## Stated goal
Rewrite the records below from the line with "table-header-row [229,906,750,935]" to the line with "table-row [229,981,750,1027]", replacing "cause-line" with "cause-text" and changing nothing else. Return only those lines.
_____
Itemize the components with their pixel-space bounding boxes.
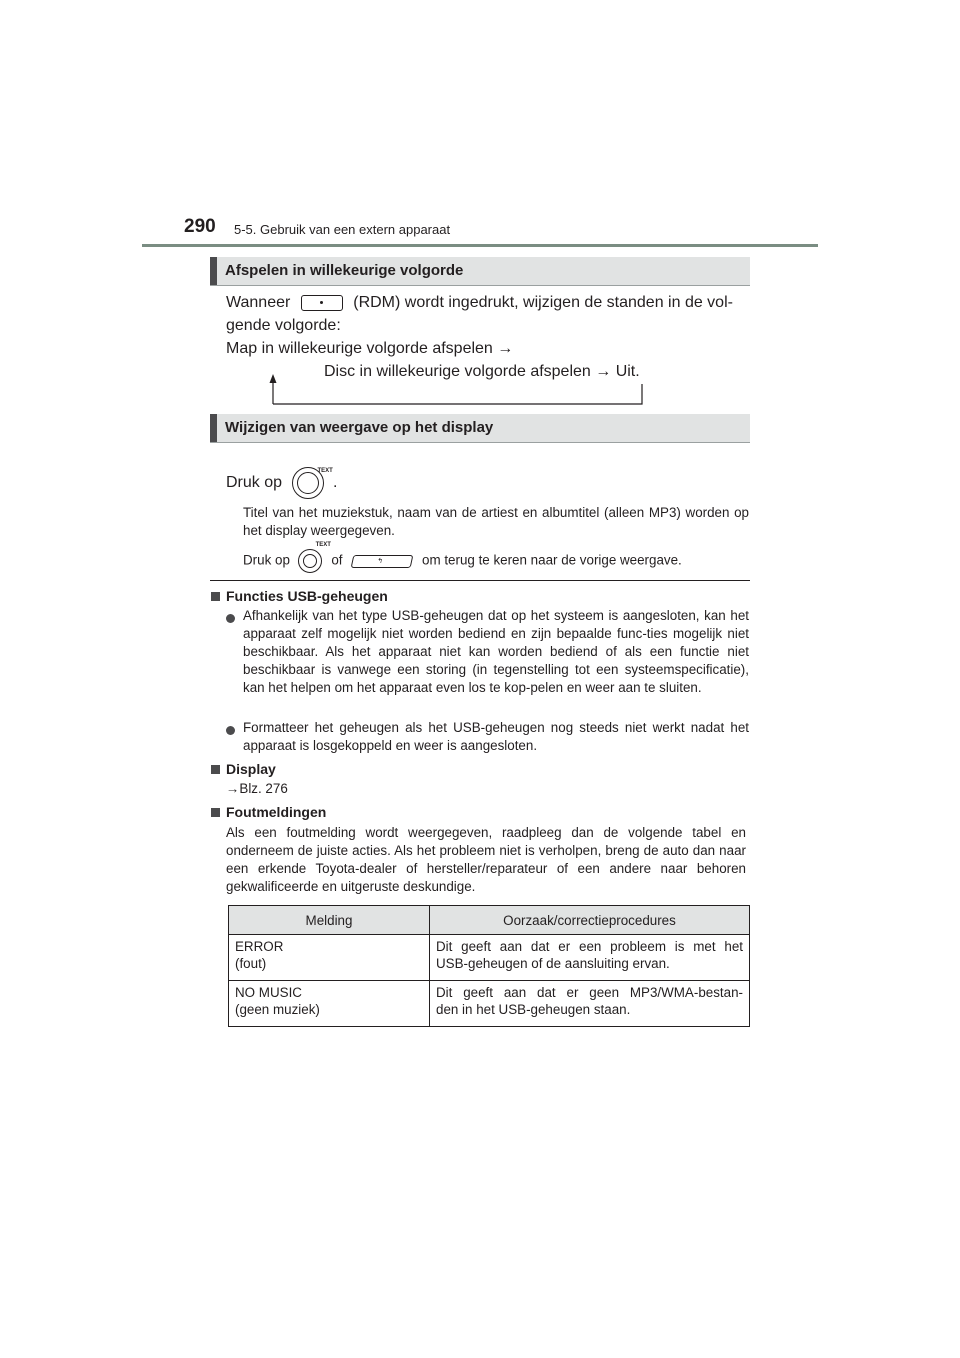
table-header-row [229,906,750,935]
back-text-start: Druk op [243,552,290,568]
cause-line: den in het USB-geheugen staan. [436,1002,631,1017]
text-knob-icon [292,467,333,499]
error-table [228,905,750,1027]
table-row [229,935,750,981]
round-bullet-icon [226,726,235,735]
intro-text-end: (RDM) wordt ingedrukt, wijzigen de standen in de vol- [353,294,733,311]
section-title: Wijzigen van weergave op het display [225,419,494,436]
press-period: . [332,474,338,492]
cause-line: USB-geheugen of de aansluiting ervan. [436,956,670,971]
back-instruction [243,542,753,573]
cause-line: Dit geeft aan dat er een probleem is met het [436,939,743,954]
table-row [229,981,750,1027]
message-translation: (geen muziek) [235,1002,320,1017]
usb-notes-heading [211,588,388,604]
page-number: 290 [184,216,216,237]
header-rule [142,244,818,247]
errors-notes-heading [211,804,326,820]
knob-label: TEXT [315,542,331,548]
intro-line2: gende volgorde: [226,317,341,334]
square-bullet-icon [211,592,220,601]
round-bullet-icon [226,614,235,623]
table-cell-message [229,935,430,981]
display-page-ref: →Blz. 276 [226,781,288,796]
press-text-instruction [226,467,337,499]
display-notes-title: Display [226,761,276,777]
message-translation: (fout) [235,956,267,971]
back-text-or: of [331,552,343,568]
back-text-end: om terug te keren naar de vorige weergave. [422,552,682,568]
square-bullet-icon [211,808,220,817]
section-title: Afspelen in willekeurige volgorde [225,262,464,279]
table-header-cause: Oorzaak/correctieprocedures [430,906,750,935]
knob-label: TEXT [317,468,333,474]
errors-intro: Als een foutmelding wordt weergegeven, raadpleeg dan de volgende tabel en onderneem de juiste acties. Als het probleem niet is verholpen, breng de auto dan naar een erkende Toyota-dealer of hersteller/reparateur of een andere naar behoren gekwalificeerde en uitgeruste deskundige. [226,825,746,894]
message-code: ERROR [235,939,284,954]
press-text: Druk op [226,474,283,492]
cause-line: Dit geeft aan dat er geen MP3/WMA-bestan- [436,985,743,1000]
errors-notes-title: Foutmeldingen [226,804,327,820]
intro-text-start: Wanneer [226,294,291,311]
usb-notes-title: Functies USB-geheugen [226,588,388,604]
rdm-button-icon [301,295,343,311]
sequence-line1: Map in willekeurige volgorde afspelen → [226,340,514,357]
display-notes-heading [211,761,276,777]
table-cell-message [229,981,430,1027]
sequence-line2: Disc in willekeurige volgorde afspelen → Uit. [324,363,640,380]
notes-rule [210,580,750,581]
chapter-title: 5-5. Gebruik van een extern apparaat [234,222,451,237]
section-heading-display [210,414,750,442]
table-cell-cause [430,981,750,1027]
table-cell-cause [430,935,750,981]
cycle-arrow-icon [262,374,652,408]
random-intro [226,291,756,314]
display-description: Titel van het muziekstuk, naam van de artiest en albumtitel (alleen MP3) worden op het display weergegeven. [243,505,749,538]
section-heading-random-play [210,257,750,285]
square-bullet-icon [211,765,220,774]
usb-note-2: Formatteer het geheugen als het USB-geheugen nog steeds niet werkt nadat het apparaat is losgekoppeld en weer is aangesloten. [243,720,749,753]
usb-note-1: Afhankelijk van het type USB-geheugen dat op het systeem is aangesloten, kan het apparaat zelf mogelijk niet worden bediend en zijn bepaalde func-ties mogelijk niet beschikbaar. Als het apparaat niet kan worden bediend of als een functie niet beschikbaar is vanwege een storing (in tegenstelling tot een systeemspecificatie), kan het helpen om het apparaat even los te kop-pelen en weer aan te sluiten. [243,608,749,695]
table-header-message: Melding [229,906,430,935]
text-knob-icon [298,542,331,573]
back-button-icon: ↰ [351,555,414,568]
message-code: NO MUSIC [235,985,302,1000]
_____
## Response for this exercise
table-header-row [229,906,750,935]
back-text-start: Druk op [243,552,290,568]
cause-text: den in het USB-geheugen staan. [436,1002,631,1017]
text-knob-icon [292,467,333,499]
error-table [228,905,750,1027]
table-row [229,935,750,981]
round-bullet-icon [226,726,235,735]
intro-text-end: (RDM) wordt ingedrukt, wijzigen de standen in de vol- [353,294,733,311]
section-title: Wijzigen van weergave op het display [225,419,494,436]
press-period: . [332,474,338,492]
cause-text: USB-geheugen of de aansluiting ervan. [436,956,670,971]
back-instruction [243,542,753,573]
cause-text: Dit geeft aan dat er een probleem is met het [436,939,743,954]
table-row [229,981,750,1027]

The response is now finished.